◆ TASK DETAILS ◆
Exactly reproduce the line containing "Decode this image" together with every line after it, through the end of the entries, and give nothing more.

- - -

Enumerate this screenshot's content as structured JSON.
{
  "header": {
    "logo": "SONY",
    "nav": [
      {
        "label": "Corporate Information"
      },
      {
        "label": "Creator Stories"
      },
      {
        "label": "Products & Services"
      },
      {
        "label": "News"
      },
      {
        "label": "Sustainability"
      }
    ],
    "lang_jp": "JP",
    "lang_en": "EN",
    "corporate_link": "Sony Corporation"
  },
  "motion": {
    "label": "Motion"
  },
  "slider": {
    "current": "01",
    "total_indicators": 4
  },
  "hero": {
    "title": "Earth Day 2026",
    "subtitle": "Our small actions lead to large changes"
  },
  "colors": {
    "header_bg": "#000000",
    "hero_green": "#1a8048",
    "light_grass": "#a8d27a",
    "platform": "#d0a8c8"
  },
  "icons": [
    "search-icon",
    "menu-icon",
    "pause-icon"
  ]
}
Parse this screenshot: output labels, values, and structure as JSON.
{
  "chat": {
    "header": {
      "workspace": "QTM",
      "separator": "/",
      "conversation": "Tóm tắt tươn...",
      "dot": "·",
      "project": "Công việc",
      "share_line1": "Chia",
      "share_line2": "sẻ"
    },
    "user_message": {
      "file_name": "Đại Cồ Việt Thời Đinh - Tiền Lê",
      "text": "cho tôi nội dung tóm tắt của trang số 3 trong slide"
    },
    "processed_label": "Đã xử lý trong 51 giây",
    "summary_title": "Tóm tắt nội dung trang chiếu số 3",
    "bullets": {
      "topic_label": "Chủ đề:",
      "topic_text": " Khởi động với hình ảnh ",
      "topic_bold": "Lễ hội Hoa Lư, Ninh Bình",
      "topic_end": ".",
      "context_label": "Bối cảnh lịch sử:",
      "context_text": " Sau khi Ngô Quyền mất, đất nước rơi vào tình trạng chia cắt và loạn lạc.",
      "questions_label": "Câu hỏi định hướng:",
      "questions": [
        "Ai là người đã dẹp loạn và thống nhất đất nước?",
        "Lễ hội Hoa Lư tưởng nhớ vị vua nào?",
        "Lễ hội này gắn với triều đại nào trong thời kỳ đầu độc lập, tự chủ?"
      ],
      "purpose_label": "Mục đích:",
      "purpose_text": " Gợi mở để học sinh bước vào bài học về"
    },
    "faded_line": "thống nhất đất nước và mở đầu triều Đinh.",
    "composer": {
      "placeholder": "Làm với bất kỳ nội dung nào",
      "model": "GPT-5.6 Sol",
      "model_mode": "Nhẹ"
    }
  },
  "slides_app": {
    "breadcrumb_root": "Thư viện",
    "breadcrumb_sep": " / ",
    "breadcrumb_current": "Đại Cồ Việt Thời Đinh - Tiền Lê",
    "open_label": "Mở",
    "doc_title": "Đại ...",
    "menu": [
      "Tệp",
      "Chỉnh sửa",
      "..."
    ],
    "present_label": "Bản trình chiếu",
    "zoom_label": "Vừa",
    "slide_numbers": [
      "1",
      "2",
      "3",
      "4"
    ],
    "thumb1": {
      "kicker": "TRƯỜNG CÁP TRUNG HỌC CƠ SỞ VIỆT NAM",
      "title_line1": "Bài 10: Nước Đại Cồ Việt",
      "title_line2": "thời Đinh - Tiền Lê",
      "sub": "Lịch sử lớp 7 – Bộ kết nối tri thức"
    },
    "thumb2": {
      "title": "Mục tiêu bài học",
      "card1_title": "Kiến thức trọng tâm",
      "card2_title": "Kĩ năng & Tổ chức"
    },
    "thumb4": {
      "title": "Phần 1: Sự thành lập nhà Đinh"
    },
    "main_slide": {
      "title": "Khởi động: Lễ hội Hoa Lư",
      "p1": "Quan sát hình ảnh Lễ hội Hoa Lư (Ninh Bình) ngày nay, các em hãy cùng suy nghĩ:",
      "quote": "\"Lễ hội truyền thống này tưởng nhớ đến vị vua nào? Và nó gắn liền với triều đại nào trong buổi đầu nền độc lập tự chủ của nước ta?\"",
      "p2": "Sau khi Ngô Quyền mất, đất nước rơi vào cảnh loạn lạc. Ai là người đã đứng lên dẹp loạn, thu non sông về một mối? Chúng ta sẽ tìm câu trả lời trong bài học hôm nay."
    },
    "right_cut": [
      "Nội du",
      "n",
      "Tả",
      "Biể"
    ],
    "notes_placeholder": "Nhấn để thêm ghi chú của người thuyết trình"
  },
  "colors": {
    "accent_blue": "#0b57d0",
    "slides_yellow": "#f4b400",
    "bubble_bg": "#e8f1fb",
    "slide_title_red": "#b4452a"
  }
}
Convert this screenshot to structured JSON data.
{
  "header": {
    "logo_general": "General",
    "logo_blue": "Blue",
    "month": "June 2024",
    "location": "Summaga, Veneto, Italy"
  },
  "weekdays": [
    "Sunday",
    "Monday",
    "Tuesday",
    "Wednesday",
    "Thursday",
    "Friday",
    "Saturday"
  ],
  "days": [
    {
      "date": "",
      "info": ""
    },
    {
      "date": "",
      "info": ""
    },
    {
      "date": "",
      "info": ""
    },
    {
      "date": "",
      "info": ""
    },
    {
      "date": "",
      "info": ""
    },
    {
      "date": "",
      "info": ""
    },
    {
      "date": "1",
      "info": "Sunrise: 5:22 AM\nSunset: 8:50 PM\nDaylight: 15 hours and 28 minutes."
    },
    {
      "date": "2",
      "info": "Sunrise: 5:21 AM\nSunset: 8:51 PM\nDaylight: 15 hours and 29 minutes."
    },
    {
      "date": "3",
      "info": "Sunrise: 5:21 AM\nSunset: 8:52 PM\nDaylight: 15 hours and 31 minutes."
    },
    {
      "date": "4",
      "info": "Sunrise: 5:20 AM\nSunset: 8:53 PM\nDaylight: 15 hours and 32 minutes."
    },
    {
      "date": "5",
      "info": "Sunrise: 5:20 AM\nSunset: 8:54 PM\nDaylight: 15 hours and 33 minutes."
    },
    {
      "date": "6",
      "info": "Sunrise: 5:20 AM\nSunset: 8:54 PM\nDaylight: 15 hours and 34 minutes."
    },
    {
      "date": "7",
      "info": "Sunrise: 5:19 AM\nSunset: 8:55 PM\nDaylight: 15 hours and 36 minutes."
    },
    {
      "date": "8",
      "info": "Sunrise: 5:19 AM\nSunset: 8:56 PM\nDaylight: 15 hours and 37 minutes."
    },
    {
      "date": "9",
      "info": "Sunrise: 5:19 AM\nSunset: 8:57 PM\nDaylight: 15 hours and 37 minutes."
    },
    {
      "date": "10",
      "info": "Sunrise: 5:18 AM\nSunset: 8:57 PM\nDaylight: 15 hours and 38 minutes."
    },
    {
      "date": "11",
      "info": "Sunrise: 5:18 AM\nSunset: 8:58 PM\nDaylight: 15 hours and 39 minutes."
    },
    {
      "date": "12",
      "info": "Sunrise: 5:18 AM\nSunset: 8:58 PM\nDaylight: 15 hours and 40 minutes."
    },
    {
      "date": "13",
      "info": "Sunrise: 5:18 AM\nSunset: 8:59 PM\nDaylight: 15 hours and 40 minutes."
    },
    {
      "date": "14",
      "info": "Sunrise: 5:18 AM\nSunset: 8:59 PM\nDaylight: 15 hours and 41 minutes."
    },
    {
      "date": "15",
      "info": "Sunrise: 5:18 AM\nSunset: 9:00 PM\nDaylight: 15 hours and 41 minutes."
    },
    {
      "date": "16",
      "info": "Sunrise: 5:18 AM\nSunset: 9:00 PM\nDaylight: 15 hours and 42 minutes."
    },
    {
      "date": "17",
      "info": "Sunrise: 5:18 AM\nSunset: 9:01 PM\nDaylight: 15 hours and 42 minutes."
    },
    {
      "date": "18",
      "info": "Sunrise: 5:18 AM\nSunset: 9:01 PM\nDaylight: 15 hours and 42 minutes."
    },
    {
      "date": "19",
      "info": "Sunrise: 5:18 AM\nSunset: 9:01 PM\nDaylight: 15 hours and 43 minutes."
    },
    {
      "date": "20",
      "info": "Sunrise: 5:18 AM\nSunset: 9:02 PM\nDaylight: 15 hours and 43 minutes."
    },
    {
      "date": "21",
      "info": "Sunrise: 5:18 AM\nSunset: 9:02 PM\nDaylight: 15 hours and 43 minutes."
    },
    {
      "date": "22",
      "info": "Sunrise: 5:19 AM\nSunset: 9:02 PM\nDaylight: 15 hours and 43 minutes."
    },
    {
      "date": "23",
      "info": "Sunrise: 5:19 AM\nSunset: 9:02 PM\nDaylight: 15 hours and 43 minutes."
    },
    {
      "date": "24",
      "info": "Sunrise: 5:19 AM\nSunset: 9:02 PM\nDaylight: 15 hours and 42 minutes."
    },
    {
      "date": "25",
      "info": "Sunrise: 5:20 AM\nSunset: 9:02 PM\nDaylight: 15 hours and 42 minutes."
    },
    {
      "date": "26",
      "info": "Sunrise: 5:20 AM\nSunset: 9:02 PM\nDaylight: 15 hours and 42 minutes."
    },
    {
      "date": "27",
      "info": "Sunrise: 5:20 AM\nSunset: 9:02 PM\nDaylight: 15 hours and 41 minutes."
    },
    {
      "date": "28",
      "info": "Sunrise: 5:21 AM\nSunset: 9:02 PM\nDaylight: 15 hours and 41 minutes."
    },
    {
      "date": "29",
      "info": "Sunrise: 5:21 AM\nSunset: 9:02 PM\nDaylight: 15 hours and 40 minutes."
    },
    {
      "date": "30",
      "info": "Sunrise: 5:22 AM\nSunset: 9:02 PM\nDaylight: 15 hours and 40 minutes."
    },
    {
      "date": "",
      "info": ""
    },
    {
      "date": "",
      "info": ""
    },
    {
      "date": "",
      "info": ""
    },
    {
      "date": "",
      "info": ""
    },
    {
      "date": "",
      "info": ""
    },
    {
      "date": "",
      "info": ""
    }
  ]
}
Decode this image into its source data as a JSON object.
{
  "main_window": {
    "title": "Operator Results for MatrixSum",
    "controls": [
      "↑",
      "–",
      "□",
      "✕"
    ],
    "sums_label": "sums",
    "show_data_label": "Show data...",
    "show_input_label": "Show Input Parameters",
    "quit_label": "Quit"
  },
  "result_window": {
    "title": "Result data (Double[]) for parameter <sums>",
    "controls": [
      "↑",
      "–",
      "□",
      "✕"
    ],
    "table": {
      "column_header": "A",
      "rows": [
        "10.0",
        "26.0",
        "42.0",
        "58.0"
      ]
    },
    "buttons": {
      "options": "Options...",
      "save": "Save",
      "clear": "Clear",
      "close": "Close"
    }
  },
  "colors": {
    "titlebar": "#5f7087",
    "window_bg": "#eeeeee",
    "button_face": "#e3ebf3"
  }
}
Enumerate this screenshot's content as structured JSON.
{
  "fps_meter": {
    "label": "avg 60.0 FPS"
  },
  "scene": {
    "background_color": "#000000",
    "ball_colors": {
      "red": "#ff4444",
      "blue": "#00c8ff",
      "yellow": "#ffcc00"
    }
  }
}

- - -

◆ REPLY ◆
Decode this image into its source data as a JSON object.
{
  "main_window": {
    "title": "Operator Results for MatrixSum",
    "controls": [
      "↑",
      "–",
      "□",
      "✕"
    ],
    "sums_label": "sums",
    "show_data_label": "Show data...",
    "show_input_label": "Show Input Parameters",
    "quit_label": "Quit"
  },
  "result_window": {
    "title": "Result data (Double[]) for parameter <sums>",
    "controls": [
      "↑",
      "–",
      "□",
      "✕"
    ],
    "table": {
      "column_header": "A",
      "rows": [
        "10.0",
        "26.0",
        "42.0",
        "58.0"
      ]
    },
    "buttons": {
      "options": "Options...",
      "save": "Save",
      "clear": "Clear",
      "close": "Close"
    }
  },
  "colors": {
    "titlebar": "#5f7087",
    "window_bg": "#eeeeee",
    "button_face": "#e3ebf3"
  }
}
Enumerate this screenshot's content as structured JSON.
{
  "fps_meter": {
    "label": "avg 60.0 FPS"
  },
  "scene": {
    "background_color": "#000000",
    "ball_colors": {
      "red": "#ff4444",
      "blue": "#00c8ff",
      "yellow": "#ffcc00"
    }
  }
}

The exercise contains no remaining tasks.